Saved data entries
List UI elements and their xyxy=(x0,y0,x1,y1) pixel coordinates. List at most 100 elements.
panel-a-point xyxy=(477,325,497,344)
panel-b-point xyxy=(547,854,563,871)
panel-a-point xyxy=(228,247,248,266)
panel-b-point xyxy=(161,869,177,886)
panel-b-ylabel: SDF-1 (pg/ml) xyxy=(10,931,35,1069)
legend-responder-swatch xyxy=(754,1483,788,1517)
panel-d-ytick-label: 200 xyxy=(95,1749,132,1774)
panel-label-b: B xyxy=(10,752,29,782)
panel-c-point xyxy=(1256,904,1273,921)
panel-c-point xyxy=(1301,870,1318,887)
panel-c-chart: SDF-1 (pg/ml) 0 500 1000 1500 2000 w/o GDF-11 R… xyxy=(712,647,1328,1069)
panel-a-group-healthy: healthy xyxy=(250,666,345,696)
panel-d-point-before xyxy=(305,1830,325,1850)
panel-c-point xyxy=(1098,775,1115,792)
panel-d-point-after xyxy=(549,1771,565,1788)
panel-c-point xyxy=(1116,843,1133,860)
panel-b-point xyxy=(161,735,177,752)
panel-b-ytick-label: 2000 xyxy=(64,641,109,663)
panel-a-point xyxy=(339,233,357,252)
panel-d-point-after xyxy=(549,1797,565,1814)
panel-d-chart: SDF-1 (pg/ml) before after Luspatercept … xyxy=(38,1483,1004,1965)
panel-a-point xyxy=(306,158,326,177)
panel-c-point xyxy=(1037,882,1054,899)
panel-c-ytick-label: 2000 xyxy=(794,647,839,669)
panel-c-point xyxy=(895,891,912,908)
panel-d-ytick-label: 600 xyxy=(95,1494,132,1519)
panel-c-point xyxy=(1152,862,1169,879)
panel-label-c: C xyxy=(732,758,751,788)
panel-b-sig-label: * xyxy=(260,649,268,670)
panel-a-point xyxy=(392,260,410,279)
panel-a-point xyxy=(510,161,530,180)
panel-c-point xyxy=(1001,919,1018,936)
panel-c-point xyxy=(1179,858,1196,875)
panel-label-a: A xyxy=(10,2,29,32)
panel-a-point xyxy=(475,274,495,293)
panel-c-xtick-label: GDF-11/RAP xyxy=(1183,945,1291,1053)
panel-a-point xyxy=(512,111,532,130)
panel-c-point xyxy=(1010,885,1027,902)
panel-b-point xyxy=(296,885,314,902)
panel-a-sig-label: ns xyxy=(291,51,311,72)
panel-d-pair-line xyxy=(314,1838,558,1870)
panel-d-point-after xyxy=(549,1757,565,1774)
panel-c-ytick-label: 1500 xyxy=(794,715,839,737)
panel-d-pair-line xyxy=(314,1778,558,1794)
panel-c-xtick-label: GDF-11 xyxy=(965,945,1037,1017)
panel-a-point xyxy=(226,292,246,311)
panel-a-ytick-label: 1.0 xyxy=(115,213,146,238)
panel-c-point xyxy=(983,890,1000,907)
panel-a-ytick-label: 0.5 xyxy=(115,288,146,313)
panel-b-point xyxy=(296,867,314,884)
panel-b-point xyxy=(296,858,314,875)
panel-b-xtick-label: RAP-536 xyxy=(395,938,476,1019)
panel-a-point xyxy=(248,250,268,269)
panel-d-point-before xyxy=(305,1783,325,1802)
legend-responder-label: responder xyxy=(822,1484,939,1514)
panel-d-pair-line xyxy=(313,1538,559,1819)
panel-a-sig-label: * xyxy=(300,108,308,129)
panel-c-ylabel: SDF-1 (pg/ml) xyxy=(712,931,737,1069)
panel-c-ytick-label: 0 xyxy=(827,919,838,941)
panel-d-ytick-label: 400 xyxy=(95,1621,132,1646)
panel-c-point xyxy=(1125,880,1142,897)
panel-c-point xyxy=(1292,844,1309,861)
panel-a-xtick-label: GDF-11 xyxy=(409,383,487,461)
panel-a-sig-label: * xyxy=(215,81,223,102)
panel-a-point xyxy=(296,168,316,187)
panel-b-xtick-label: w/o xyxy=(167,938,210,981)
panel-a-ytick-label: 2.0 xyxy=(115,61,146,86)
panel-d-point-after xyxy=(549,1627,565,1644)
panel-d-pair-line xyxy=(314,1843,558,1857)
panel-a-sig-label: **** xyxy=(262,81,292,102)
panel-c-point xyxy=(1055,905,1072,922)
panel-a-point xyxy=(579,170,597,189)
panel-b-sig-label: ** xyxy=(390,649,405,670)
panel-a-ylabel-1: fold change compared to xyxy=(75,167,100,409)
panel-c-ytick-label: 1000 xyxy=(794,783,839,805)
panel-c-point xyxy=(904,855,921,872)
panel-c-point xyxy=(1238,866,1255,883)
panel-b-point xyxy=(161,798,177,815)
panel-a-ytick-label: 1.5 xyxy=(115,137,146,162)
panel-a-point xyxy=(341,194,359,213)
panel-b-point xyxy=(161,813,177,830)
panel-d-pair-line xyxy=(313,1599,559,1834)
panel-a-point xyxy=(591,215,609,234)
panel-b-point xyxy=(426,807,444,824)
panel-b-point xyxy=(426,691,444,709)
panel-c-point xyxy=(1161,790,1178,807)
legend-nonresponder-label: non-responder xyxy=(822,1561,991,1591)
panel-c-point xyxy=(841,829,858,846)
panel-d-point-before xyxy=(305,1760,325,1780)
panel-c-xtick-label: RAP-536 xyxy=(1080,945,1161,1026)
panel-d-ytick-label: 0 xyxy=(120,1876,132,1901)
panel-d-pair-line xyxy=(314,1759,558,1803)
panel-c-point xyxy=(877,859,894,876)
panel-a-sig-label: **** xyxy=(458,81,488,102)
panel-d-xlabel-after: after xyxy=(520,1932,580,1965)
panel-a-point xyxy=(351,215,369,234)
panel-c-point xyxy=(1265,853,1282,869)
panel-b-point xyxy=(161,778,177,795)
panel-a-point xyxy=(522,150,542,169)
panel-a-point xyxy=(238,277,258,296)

AIM OF THE EXERCISE: List every line in the data above that contains the string "responder", matching case exactly.

COMPLETED TASK:
legend-responder-swatch xyxy=(754,1483,788,1517)
legend-responder-label: responder xyxy=(822,1484,939,1514)
legend-nonresponder-label: non-responder xyxy=(822,1561,991,1591)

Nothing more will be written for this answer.